-- Start Excerpted data --

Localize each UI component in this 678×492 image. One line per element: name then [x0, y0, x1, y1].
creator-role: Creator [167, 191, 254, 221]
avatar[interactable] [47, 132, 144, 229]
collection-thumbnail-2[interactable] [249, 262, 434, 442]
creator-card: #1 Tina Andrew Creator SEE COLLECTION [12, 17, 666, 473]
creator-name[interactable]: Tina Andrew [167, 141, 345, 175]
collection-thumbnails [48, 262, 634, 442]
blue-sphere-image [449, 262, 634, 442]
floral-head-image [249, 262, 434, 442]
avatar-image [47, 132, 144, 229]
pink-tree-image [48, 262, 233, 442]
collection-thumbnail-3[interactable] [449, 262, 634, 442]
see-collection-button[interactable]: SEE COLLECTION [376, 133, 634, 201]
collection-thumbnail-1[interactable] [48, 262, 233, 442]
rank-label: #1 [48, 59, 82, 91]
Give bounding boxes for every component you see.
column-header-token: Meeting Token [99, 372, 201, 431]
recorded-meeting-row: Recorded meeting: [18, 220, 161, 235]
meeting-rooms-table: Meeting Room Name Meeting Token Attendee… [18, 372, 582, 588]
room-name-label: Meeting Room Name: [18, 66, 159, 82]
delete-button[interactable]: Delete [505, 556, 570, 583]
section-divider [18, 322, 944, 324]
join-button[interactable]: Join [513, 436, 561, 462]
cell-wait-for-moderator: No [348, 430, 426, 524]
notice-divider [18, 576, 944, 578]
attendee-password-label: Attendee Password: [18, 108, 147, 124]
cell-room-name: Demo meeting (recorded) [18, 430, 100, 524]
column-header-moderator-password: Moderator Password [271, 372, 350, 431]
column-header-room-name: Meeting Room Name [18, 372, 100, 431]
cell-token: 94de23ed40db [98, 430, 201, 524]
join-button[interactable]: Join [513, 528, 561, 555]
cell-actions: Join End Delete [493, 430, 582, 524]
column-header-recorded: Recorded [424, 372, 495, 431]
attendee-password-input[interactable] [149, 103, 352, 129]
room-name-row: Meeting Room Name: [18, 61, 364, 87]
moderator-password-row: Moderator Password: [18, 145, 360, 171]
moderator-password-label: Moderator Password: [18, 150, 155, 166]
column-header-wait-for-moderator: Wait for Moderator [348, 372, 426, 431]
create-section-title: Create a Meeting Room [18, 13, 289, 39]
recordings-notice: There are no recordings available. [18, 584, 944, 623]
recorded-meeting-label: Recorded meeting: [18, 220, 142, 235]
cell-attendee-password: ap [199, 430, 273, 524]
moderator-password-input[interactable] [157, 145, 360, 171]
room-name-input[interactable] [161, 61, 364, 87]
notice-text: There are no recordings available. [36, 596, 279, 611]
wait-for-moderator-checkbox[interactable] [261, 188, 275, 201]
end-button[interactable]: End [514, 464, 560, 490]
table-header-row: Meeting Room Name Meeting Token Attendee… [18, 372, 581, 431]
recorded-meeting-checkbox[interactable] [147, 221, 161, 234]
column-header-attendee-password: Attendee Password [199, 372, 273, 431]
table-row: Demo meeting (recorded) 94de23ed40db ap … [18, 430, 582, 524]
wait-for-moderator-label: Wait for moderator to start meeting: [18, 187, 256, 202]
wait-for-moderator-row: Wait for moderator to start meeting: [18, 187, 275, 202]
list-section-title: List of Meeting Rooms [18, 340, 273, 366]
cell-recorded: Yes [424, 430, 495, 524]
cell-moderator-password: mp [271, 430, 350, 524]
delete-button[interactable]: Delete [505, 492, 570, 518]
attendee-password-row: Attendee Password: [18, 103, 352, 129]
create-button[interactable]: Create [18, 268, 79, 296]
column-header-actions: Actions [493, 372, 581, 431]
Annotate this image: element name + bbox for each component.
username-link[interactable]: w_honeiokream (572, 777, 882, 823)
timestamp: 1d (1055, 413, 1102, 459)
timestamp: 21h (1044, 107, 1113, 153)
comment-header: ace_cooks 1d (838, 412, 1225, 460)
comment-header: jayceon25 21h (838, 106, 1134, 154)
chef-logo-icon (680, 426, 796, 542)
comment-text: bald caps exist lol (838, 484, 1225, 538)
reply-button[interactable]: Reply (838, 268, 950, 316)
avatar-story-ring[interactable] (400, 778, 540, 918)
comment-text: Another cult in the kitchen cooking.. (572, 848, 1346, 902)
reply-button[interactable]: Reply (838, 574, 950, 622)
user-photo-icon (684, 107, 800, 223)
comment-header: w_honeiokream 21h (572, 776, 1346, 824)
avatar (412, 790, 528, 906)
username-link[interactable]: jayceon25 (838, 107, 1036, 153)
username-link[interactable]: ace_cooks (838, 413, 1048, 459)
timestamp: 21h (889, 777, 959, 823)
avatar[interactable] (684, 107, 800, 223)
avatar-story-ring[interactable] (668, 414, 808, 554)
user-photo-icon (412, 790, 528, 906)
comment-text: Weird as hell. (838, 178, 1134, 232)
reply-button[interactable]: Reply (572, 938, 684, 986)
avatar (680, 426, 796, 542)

-- End Excerpted data --

◆ **Work instructions**:
Keep only the lines of the material above that contain the string "username", and copy each one in full.

◆ **Final answer**:
username-link[interactable]: w_honeiokream (572, 777, 882, 823)
username-link[interactable]: jayceon25 (838, 107, 1036, 153)
username-link[interactable]: ace_cooks (838, 413, 1048, 459)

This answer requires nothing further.